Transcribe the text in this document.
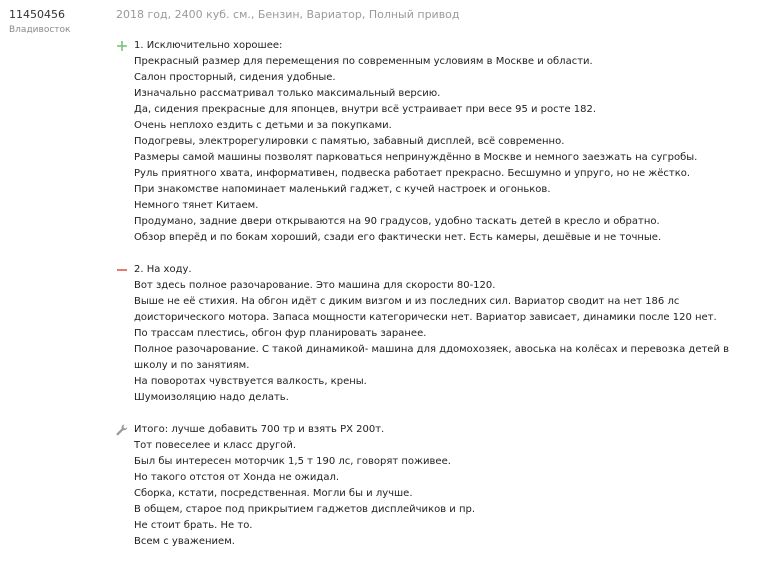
11450456
Владивосток
2018 год, 2400 куб. см., Бензин, Вариатор, Полный привод
1. Исключительно хорошее:
Прекрасный размер для перемещения по современным условиям в Москве и области.
Салон просторный, сидения удобные.
Изначально рассматривал только максимальный версию.
Да, сидения прекрасные для японцев, внутри всё устраивает при весе 95 и росте 182.
Очень неплохо ездить с детьми и за покупками.
Подогревы, электрорегулировки с памятью, забавный дисплей, всё современно.
Размеры самой машины позволят парковаться непринуждённо в Москве и немного заезжать на сугробы.
Руль приятного хвата, информативен, подвеска работает прекрасно. Бесшумно и упруго, но не жёстко.
При знакомстве напоминает маленький гаджет, с кучей настроек и огоньков.
Немного тянет Китаем.
Продумано, задние двери открываются на 90 градусов, удобно таскать детей в кресло и обратно.
Обзор вперёд и по бокам хороший, сзади его фактически нет. Есть камеры, дешёвые и не точные.
2. На ходу.
Вот здесь полное разочарование. Это машина для скорости 80-120.
Выше не её стихия. На обгон идёт с диким визгом и из последних сил. Вариатор сводит на нет 186 лс
доисторического мотора. Запаса мощности категорически нет. Вариатор зависает, динамики после 120 нет.
По трассам плестись, обгон фур планировать заранее.
Полное разочарование. С такой динамикой- машина для ддомохозяек, авоська на колёсах и перевозка детей в
школу и по занятиям.
На поворотах чувствуется валкость, крены.
Шумоизоляцию надо делать.
Итого: лучше добавить 700 тр и взять РХ 200т.
Тот повеселее и класс другой.
Был бы интересен моторчик 1,5 т 190 лс, говорят поживее.
Но такого отстоя от Хонда не ожидал.
Сборка, кстати, посредственная. Могли бы и лучше.
В общем, старое под прикрытием гаджетов дисплейчиков и пр.
Не стоит брать. Не то.
Всем с уважением.
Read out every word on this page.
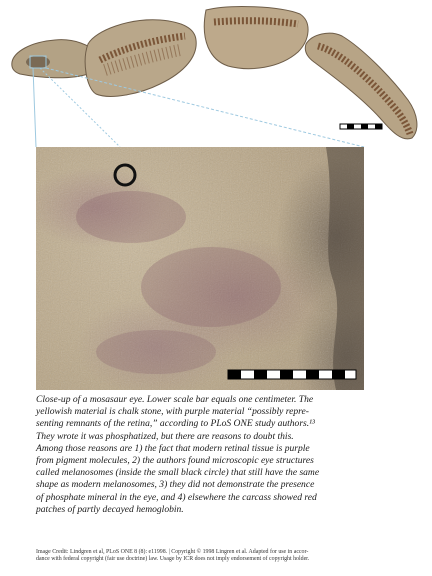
Close-up of a mosasaur eye. Lower scale bar equals one centimeter. The

yellowish material is chalk stone, with purple material “possibly repre-

senting remnants of the retina,” according to PLoS ONE study authors.¹³

They wrote it was phosphatized, but there are reasons to doubt this.

Among those reasons are 1) the fact that modern retinal tissue is purple

from pigment molecules, 2) the authors found microscopic eye structures

called melanosomes (inside the small black circle) that still have the same

shape as modern melanosomes, 3) they did not demonstrate the presence

of phosphate mineral in the eye, and 4) elsewhere the carcass showed red

patches of partly decayed hemoglobin.

Image Credit: Lindgren et al, PLoS ONE 8 (8): e11998. | Copyright © 1998 Lingren et al. Adapted for use in accor-

dance with federal copyright (fair use doctrine) law. Usage by ICR does not imply endorsement of copyright holder.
###
Exercise directions:
Set each line of the records down exactly, leaving every picture out.

Exercise result:
Transcribe the text in this document.
11450456
Владивосток
2018 год, 2400 куб. см., Бензин, Вариатор, Полный привод
1. Исключительно хорошее:
Прекрасный размер для перемещения по современным условиям в Москве и области.
Салон просторный, сидения удобные.
Изначально рассматривал только максимальный версию.
Да, сидения прекрасные для японцев, внутри всё устраивает при весе 95 и росте 182.
Очень неплохо ездить с детьми и за покупками.
Подогревы, электрорегулировки с памятью, забавный дисплей, всё современно.
Размеры самой машины позволят парковаться непринуждённо в Москве и немного заезжать на сугробы.
Руль приятного хвата, информативен, подвеска работает прекрасно. Бесшумно и упруго, но не жёстко.
При знакомстве напоминает маленький гаджет, с кучей настроек и огоньков.
Немного тянет Китаем.
Продумано, задние двери открываются на 90 градусов, удобно таскать детей в кресло и обратно.
Обзор вперёд и по бокам хороший, сзади его фактически нет. Есть камеры, дешёвые и не точные.
2. На ходу.
Вот здесь полное разочарование. Это машина для скорости 80-120.
Выше не её стихия. На обгон идёт с диким визгом и из последних сил. Вариатор сводит на нет 186 лс
доисторического мотора. Запаса мощности категорически нет. Вариатор зависает, динамики после 120 нет.
По трассам плестись, обгон фур планировать заранее.
Полное разочарование. С такой динамикой- машина для ддомохозяек, авоська на колёсах и перевозка детей в
школу и по занятиям.
На поворотах чувствуется валкость, крены.
Шумоизоляцию надо делать.
Итого: лучше добавить 700 тр и взять РХ 200т.
Тот повеселее и класс другой.
Был бы интересен моторчик 1,5 т 190 лс, говорят поживее.
Но такого отстоя от Хонда не ожидал.
Сборка, кстати, посредственная. Могли бы и лучше.
В общем, старое под прикрытием гаджетов дисплейчиков и пр.
Не стоит брать. Не то.
Всем с уважением.
Read out every word on this page.
Close-up of a mosasaur eye. Lower scale bar equals one centimeter. The

yellowish material is chalk stone, with purple material “possibly repre-

senting remnants of the retina,” according to PLoS ONE study authors.¹³

They wrote it was phosphatized, but there are reasons to doubt this.

Among those reasons are 1) the fact that modern retinal tissue is purple

from pigment molecules, 2) the authors found microscopic eye structures

called melanosomes (inside the small black circle) that still have the same

shape as modern melanosomes, 3) they did not demonstrate the presence

of phosphate mineral in the eye, and 4) elsewhere the carcass showed red

patches of partly decayed hemoglobin.

Image Credit: Lindgren et al, PLoS ONE 8 (8): e11998. | Copyright © 1998 Lingren et al. Adapted for use in accor-

dance with federal copyright (fair use doctrine) law. Usage by ICR does not imply endorsement of copyright holder.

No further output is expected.